◆ **Exercise instructions**
Find the lines that hold the word "考查范围" and return them.

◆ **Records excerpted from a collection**

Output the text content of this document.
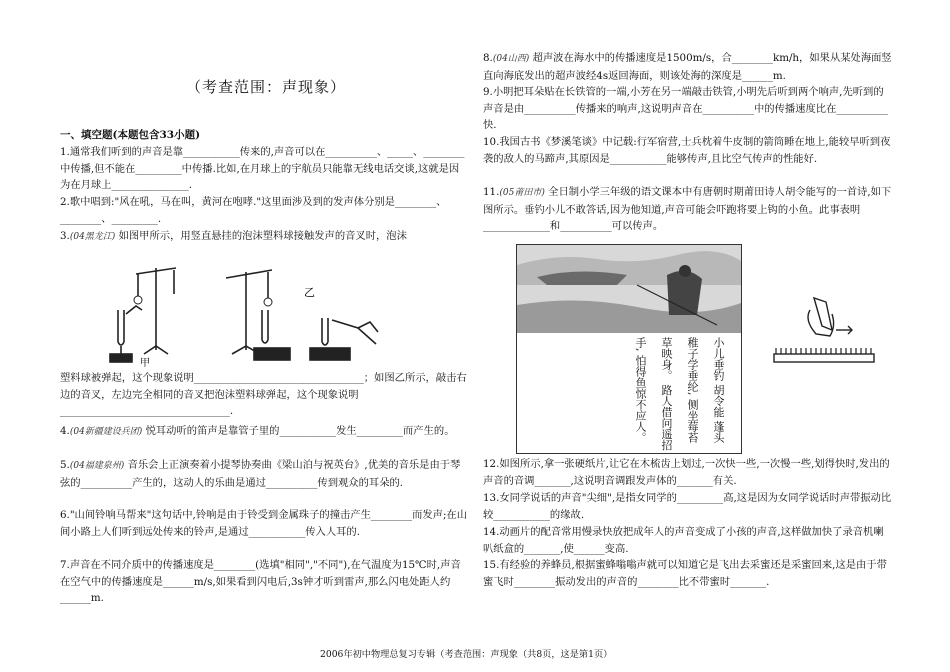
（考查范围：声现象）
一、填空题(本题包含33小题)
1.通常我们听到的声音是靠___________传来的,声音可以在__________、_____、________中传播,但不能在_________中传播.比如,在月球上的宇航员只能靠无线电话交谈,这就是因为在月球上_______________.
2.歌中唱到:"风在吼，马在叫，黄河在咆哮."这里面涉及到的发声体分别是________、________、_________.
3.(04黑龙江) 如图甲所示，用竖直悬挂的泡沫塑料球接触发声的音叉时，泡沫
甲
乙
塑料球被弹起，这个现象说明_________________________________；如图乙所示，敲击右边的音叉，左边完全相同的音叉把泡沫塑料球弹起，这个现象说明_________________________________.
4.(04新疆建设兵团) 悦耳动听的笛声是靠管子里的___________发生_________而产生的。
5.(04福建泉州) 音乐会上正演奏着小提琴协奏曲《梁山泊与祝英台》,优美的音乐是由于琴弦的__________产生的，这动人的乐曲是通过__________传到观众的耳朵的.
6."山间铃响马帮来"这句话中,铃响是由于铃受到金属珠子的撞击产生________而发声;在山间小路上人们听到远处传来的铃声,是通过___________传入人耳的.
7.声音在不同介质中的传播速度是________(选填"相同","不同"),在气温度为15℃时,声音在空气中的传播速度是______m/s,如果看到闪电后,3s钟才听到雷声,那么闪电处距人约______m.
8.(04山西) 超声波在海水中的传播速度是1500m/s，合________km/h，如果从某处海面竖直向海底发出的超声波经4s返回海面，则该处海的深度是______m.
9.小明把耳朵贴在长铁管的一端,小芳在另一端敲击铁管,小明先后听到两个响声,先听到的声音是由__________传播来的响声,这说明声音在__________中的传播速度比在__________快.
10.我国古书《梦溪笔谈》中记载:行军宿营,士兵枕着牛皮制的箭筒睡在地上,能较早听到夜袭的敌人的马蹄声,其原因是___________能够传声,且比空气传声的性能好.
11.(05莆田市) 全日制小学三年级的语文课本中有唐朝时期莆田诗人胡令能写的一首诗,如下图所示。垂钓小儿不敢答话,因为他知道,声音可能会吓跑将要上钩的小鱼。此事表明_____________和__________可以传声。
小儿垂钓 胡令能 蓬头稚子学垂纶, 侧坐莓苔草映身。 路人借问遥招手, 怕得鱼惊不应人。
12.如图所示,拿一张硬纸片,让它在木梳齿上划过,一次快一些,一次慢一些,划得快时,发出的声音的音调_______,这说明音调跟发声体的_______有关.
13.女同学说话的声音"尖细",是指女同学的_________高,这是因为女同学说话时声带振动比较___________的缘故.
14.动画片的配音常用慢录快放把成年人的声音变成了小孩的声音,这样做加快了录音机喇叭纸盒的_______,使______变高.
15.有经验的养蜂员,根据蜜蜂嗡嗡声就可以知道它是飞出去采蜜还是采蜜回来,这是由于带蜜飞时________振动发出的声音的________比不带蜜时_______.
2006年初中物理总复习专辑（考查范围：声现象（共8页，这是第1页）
...
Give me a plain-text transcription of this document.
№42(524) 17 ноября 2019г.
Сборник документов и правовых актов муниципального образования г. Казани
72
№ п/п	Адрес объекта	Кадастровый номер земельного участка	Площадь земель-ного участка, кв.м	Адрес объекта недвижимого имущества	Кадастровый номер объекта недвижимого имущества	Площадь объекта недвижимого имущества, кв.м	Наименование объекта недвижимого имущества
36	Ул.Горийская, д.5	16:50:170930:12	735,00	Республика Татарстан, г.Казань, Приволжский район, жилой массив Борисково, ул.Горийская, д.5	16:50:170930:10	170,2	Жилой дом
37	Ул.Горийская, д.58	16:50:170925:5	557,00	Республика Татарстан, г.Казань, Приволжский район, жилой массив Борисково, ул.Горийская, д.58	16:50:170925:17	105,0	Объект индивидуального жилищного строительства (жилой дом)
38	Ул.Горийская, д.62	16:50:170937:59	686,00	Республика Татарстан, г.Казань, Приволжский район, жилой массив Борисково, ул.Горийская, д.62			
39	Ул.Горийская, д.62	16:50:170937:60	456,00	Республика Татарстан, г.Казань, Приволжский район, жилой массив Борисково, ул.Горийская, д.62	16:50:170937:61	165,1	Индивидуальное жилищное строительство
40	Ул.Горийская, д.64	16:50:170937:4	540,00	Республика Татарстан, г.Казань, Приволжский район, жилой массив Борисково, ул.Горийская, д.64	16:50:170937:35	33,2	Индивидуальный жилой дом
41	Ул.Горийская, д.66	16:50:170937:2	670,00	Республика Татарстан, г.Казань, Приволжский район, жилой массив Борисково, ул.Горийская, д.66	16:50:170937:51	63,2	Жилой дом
...
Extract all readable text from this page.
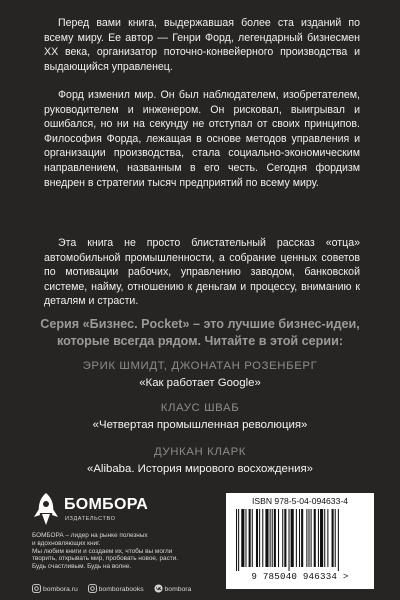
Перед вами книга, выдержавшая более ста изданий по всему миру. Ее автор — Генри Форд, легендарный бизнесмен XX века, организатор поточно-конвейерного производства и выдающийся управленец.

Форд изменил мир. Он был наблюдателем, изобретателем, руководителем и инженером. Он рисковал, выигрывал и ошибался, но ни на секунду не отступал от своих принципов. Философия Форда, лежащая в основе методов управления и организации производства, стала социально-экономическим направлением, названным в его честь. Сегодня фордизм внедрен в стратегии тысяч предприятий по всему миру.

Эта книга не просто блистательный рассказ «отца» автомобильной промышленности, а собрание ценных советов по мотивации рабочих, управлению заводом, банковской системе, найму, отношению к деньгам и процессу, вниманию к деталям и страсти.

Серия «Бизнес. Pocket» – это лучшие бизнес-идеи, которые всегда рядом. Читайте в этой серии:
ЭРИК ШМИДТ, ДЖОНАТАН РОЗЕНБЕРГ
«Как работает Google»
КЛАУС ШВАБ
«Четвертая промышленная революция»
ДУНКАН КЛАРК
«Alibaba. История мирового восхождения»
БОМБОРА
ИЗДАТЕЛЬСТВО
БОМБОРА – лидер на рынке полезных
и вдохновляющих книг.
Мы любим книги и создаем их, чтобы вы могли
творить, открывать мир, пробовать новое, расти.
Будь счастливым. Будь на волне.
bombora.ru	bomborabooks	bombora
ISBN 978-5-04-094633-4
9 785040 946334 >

◆ **Result**
（考查范围：声现象）
2006年初中物理总复习专辑（考查范围：声现象（共8页，这是第1页）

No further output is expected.